What you will do: Write the line that includes "OCR this image." and all subsequent lines, exactly as written, and nothing more.

***** Given data *****

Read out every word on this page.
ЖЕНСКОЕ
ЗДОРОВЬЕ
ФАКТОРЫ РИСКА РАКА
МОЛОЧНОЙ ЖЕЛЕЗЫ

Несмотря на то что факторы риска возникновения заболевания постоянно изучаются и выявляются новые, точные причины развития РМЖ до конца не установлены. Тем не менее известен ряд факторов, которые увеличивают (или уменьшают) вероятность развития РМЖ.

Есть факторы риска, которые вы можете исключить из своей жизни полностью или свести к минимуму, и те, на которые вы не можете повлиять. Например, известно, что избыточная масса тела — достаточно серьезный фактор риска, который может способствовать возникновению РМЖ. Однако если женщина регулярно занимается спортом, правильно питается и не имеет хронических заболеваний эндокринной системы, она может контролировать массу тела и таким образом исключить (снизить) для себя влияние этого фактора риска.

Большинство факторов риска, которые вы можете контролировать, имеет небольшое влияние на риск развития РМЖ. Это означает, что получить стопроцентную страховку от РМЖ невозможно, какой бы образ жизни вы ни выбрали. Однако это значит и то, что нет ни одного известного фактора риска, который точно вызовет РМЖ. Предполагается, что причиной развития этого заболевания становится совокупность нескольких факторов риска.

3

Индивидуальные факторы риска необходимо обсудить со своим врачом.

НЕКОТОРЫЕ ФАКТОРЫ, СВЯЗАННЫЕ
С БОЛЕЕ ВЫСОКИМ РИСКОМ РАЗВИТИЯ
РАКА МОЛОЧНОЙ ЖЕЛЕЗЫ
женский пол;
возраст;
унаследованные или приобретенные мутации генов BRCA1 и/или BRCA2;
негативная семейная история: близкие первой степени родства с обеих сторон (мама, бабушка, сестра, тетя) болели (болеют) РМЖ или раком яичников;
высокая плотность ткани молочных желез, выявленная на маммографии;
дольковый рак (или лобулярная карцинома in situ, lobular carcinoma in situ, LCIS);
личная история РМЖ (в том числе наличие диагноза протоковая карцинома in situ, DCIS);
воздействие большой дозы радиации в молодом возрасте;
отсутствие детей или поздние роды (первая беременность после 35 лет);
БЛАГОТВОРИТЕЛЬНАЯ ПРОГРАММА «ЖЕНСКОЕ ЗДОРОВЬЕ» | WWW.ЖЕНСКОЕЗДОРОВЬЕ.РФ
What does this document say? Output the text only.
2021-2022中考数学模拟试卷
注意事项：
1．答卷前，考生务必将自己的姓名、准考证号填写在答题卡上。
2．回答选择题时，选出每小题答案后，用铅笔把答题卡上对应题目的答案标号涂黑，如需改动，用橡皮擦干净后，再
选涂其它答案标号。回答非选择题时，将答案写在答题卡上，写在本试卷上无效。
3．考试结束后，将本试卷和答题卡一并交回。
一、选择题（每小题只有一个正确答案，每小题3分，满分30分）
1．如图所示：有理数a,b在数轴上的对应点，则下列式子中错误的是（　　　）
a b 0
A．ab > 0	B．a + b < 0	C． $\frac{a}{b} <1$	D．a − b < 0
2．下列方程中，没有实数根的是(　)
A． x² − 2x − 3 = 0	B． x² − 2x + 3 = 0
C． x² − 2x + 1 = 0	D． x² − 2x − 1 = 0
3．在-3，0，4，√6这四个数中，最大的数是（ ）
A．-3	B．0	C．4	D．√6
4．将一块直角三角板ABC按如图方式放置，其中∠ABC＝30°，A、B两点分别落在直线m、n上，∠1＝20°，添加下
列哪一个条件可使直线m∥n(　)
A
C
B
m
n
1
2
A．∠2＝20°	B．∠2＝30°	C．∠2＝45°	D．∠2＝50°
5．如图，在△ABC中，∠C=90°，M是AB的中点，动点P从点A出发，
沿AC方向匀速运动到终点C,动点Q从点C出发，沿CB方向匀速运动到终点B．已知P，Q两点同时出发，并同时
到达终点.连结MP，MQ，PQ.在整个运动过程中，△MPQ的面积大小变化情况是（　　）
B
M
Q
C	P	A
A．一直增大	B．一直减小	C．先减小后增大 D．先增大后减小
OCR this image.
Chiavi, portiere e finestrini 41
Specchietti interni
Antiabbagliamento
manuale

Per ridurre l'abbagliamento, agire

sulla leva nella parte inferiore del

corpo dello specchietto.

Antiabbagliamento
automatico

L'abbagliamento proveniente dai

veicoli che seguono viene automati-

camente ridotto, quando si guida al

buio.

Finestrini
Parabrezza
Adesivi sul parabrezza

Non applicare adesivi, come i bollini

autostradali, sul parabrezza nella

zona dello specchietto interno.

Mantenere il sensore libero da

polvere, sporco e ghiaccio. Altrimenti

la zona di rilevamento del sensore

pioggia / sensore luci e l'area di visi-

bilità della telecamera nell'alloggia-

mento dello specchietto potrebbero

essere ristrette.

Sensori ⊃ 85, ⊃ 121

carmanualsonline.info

*****

Written answer:
OCR this image.
Chiavi, portiere e finestrini 41
Specchietti interni
Antiabbagliamento
manuale

Per ridurre l'abbagliamento, agire

sulla leva nella parte inferiore del

corpo dello specchietto.

Antiabbagliamento
automatico

L'abbagliamento proveniente dai

veicoli che seguono viene automati-

camente ridotto, quando si guida al

buio.

Finestrini
Parabrezza
Adesivi sul parabrezza

Non applicare adesivi, come i bollini

autostradali, sul parabrezza nella

zona dello specchietto interno.

Mantenere il sensore libero da

polvere, sporco e ghiaccio. Altrimenti

la zona di rilevamento del sensore

pioggia / sensore luci e l'area di visi-

bilità della telecamera nell'alloggia-

mento dello specchietto potrebbero

essere ristrette.

Sensori ⊃ 85, ⊃ 121

carmanualsonline.info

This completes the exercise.